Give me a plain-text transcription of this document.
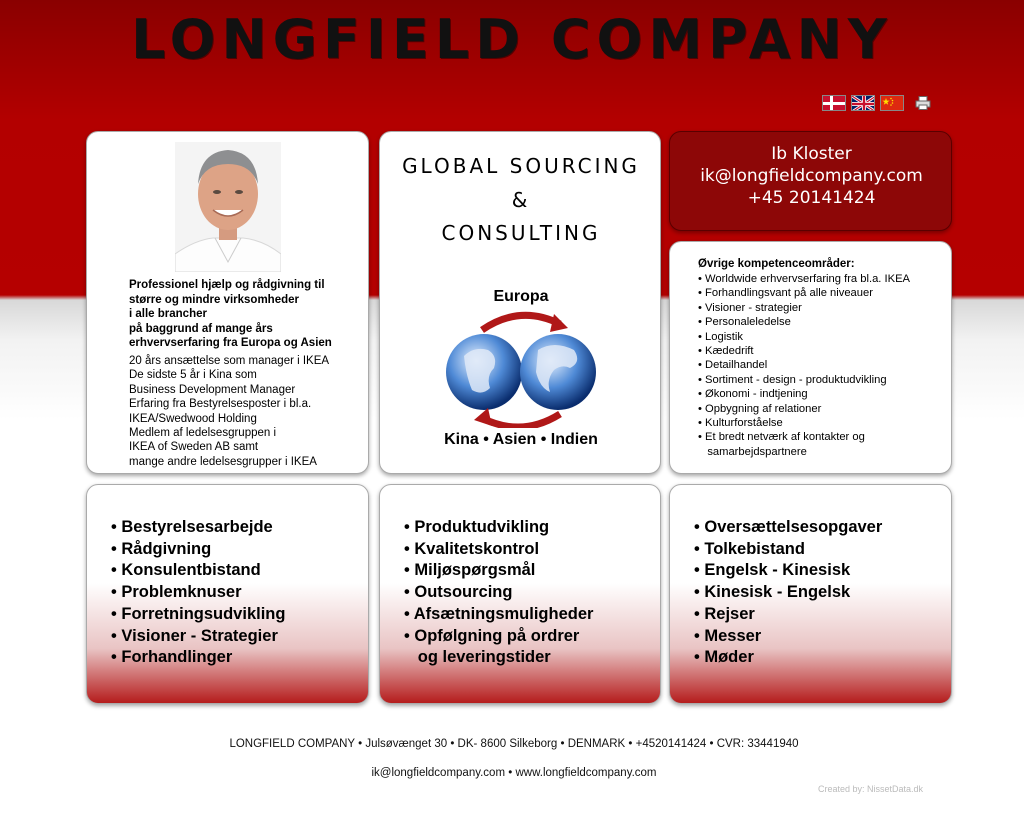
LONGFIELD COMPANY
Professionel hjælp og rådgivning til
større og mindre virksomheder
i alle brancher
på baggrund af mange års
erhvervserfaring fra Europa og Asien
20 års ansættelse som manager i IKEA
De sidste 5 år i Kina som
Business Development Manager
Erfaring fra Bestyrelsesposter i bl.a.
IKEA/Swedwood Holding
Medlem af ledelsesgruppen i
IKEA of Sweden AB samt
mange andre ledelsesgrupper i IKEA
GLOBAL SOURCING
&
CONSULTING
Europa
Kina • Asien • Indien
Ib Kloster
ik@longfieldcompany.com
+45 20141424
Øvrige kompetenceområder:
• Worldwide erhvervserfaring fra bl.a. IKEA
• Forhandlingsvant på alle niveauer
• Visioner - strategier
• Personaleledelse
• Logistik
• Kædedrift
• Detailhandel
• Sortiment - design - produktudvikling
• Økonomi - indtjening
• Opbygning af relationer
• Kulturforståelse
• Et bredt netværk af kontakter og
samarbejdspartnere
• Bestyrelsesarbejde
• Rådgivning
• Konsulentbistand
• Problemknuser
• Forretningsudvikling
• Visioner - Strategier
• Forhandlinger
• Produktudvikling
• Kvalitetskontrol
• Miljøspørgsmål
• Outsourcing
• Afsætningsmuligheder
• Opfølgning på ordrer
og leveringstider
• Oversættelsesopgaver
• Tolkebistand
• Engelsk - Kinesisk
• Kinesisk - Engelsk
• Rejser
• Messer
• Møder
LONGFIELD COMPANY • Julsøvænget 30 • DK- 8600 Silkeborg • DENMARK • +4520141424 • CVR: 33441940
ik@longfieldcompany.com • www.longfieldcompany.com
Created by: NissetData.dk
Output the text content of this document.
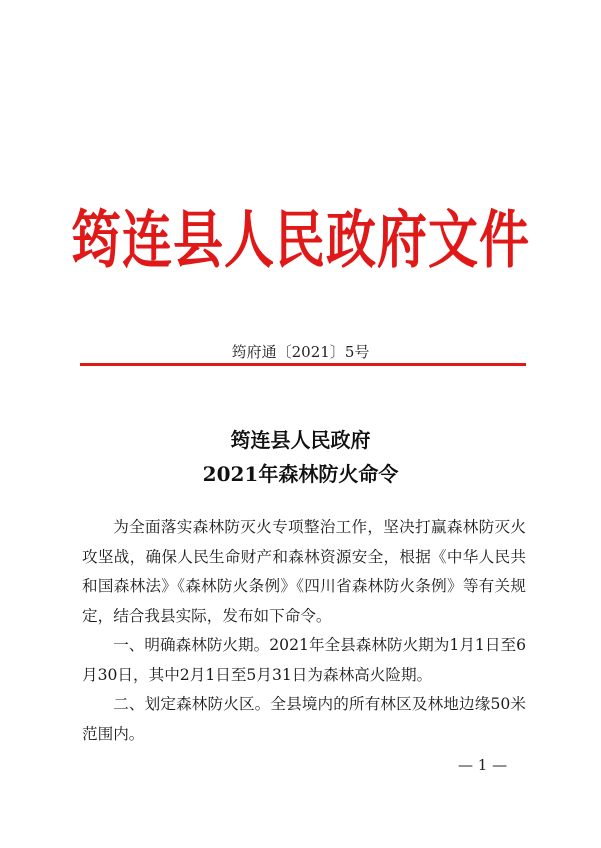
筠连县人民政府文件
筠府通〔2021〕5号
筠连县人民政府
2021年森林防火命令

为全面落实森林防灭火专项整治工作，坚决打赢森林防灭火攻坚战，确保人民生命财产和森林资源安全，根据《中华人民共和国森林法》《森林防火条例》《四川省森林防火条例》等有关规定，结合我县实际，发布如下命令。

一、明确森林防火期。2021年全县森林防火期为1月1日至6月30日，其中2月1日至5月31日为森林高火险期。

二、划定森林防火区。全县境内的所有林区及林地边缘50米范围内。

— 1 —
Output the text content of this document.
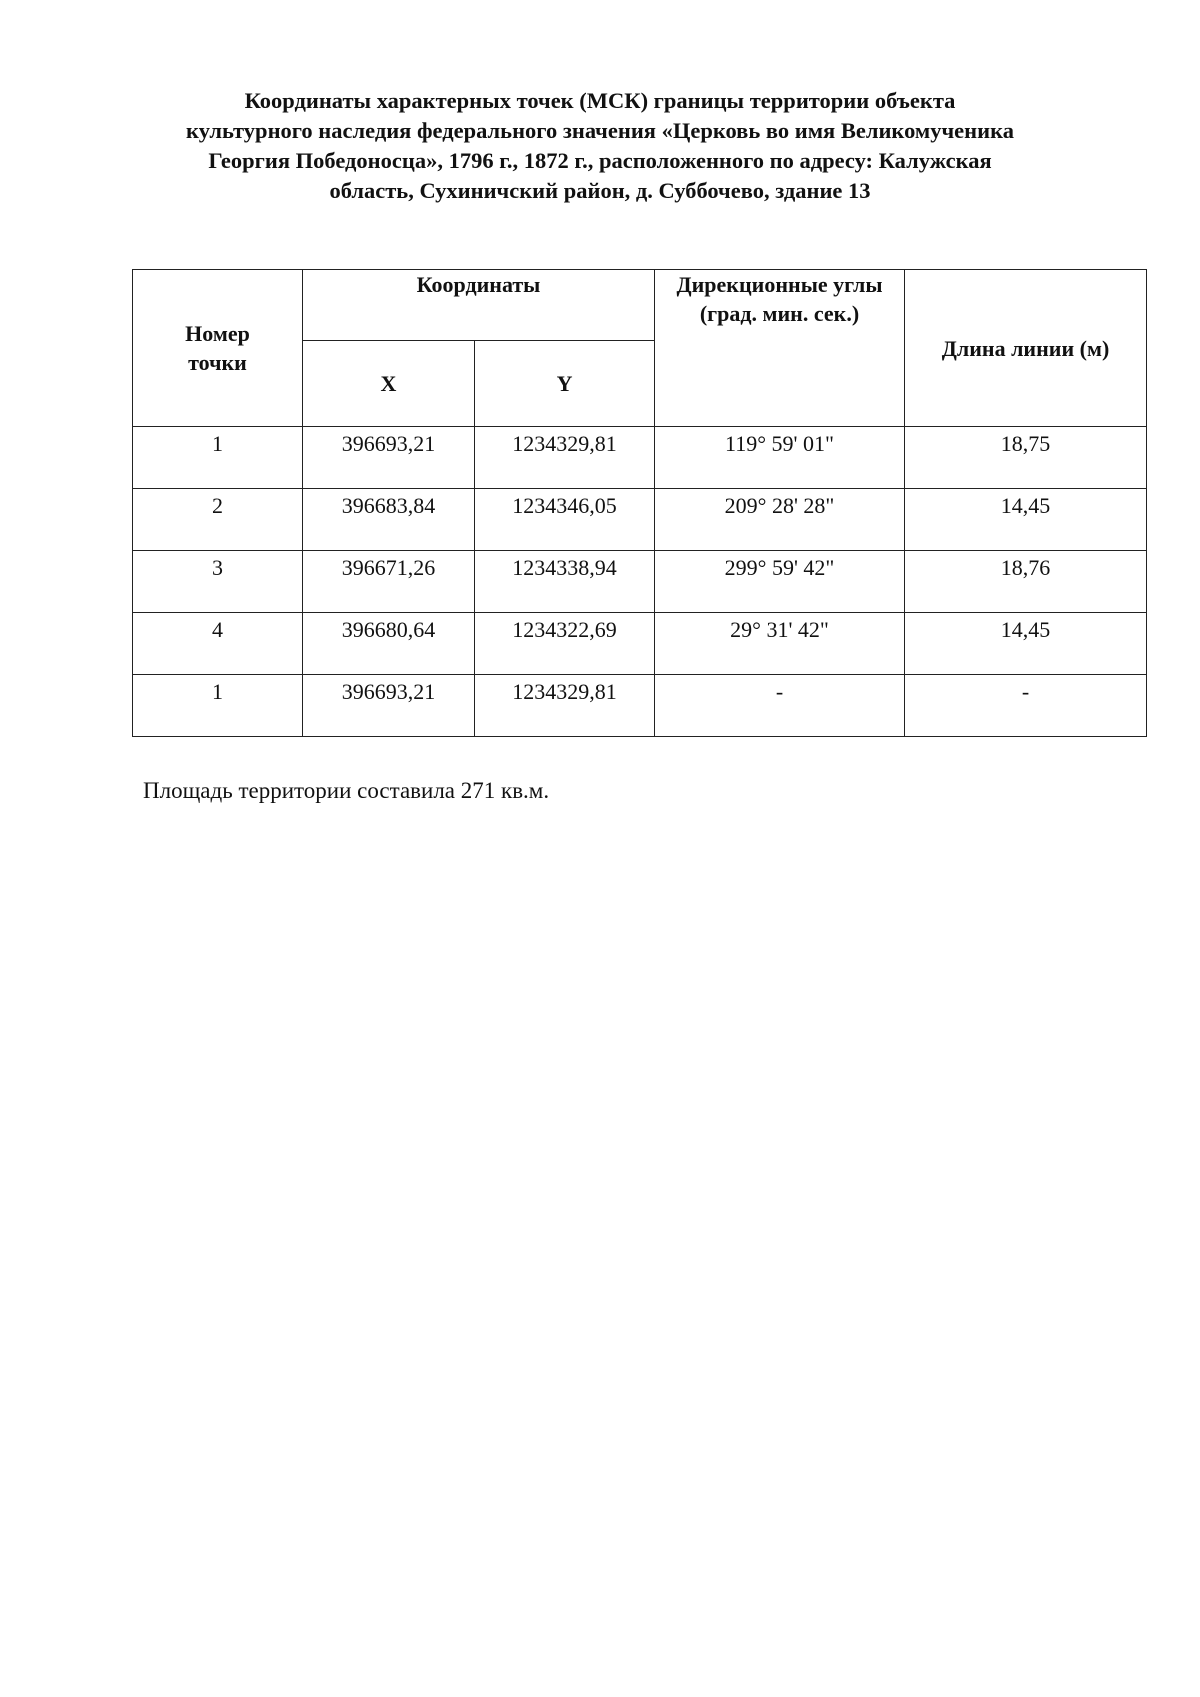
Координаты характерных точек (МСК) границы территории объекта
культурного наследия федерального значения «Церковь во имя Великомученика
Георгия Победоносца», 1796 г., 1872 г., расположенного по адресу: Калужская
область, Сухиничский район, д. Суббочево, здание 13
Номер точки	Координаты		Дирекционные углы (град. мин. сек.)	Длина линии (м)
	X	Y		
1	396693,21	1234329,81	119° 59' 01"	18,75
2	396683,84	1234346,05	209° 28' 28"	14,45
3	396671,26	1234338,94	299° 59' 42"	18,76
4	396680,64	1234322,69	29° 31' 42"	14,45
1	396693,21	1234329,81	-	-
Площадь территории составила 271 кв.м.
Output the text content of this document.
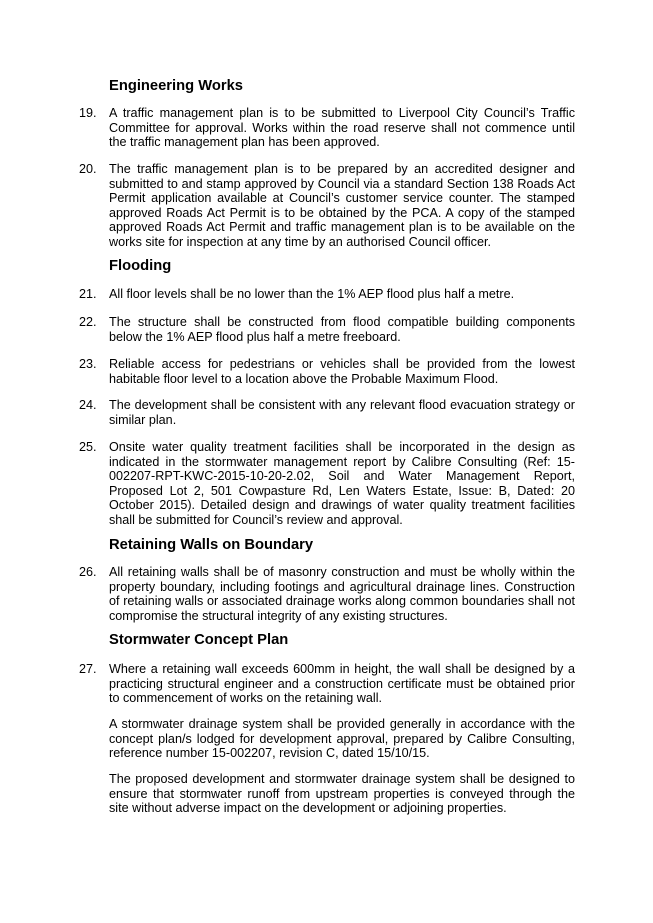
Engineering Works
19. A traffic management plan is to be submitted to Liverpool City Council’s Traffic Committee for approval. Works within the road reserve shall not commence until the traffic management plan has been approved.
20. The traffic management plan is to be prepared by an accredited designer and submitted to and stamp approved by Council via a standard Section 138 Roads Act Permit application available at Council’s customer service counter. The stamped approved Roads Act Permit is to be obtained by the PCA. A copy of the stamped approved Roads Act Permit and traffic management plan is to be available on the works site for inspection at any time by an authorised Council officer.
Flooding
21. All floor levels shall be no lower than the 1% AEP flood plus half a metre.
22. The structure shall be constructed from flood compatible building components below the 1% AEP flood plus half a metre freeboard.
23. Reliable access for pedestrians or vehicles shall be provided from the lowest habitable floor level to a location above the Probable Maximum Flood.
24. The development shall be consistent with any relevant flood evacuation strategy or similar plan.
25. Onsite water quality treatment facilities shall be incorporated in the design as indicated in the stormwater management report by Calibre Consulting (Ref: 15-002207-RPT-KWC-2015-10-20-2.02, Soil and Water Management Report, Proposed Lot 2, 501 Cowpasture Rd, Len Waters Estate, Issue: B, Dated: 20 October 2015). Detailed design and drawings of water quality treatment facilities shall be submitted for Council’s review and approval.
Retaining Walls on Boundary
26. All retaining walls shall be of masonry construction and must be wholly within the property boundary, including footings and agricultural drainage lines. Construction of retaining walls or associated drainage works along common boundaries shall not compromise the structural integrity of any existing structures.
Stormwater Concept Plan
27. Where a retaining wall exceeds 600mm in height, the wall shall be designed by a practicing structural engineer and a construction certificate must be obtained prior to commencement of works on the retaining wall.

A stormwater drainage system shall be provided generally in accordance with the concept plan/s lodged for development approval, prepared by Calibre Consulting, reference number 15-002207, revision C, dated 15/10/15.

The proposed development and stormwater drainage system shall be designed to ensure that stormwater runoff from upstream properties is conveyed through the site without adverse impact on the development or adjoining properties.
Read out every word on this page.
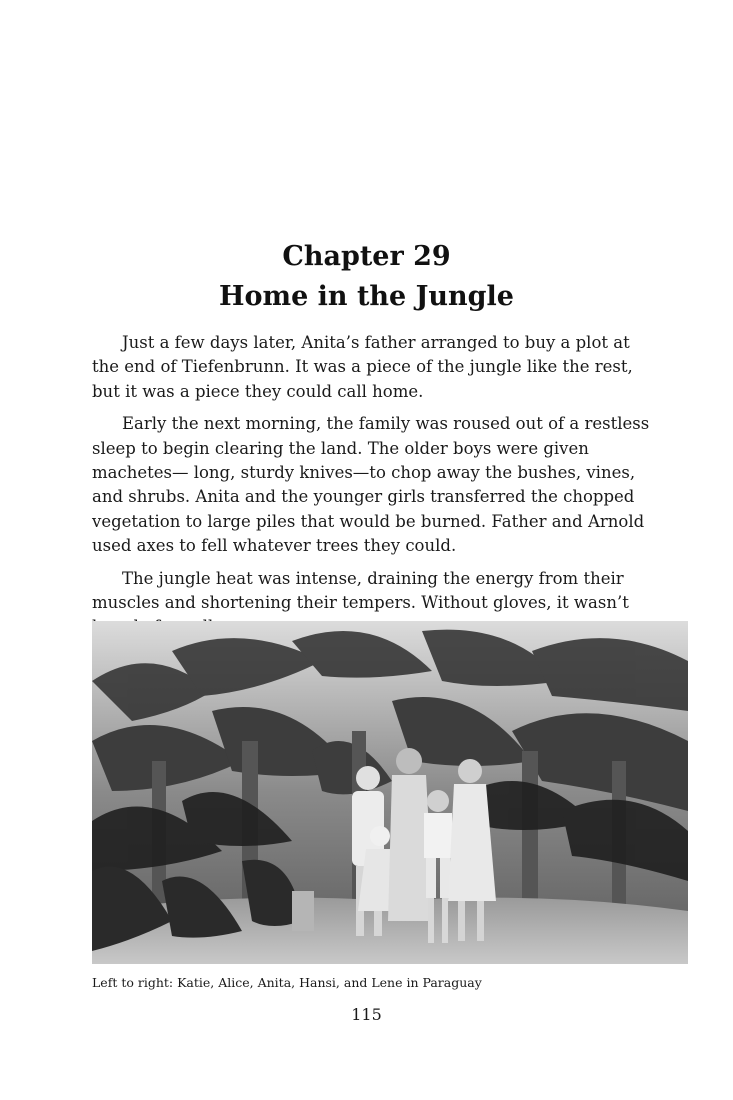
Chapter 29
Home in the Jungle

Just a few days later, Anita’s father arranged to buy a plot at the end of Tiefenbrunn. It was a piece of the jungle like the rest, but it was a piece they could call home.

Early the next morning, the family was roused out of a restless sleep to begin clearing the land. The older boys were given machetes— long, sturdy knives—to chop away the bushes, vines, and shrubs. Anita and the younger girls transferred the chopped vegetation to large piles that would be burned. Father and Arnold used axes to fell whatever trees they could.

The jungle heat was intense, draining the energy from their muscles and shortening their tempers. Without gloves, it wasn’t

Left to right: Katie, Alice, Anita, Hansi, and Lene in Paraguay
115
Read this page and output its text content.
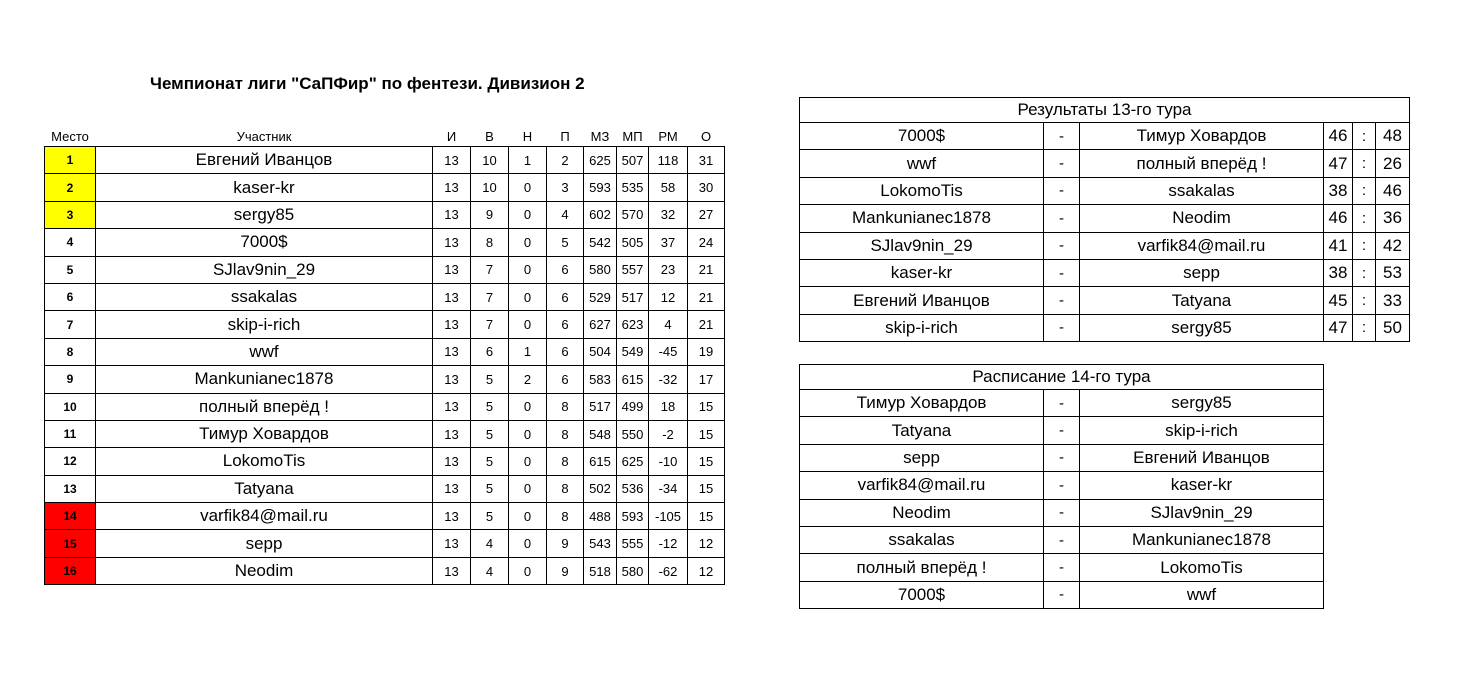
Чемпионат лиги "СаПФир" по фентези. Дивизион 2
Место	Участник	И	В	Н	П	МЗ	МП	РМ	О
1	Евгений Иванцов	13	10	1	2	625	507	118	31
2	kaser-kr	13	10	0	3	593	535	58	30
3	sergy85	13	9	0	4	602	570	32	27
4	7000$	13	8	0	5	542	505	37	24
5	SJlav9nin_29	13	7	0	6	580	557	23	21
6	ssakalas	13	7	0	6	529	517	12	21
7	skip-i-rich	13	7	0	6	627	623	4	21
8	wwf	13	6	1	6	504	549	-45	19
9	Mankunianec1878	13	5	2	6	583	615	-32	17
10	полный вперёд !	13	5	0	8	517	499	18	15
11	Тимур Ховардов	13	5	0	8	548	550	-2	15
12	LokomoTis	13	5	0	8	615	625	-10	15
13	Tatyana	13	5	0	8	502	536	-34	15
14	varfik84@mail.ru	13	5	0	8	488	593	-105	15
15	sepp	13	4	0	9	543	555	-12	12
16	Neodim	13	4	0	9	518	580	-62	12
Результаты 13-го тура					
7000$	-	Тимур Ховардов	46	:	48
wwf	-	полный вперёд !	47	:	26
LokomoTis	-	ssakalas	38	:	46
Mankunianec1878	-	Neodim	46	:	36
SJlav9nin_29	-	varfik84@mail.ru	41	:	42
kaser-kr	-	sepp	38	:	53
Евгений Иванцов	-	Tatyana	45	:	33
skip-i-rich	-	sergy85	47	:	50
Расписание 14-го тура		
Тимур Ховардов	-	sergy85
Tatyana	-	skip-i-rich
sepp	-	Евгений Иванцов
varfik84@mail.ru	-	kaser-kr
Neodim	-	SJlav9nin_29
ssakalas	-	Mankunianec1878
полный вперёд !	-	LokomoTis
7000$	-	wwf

▸ Task prompt:
Pick out, from the lines above, every one that contains the string "page".

▸ Written solution:
Read out every word on this page.
Read this page and output its text content.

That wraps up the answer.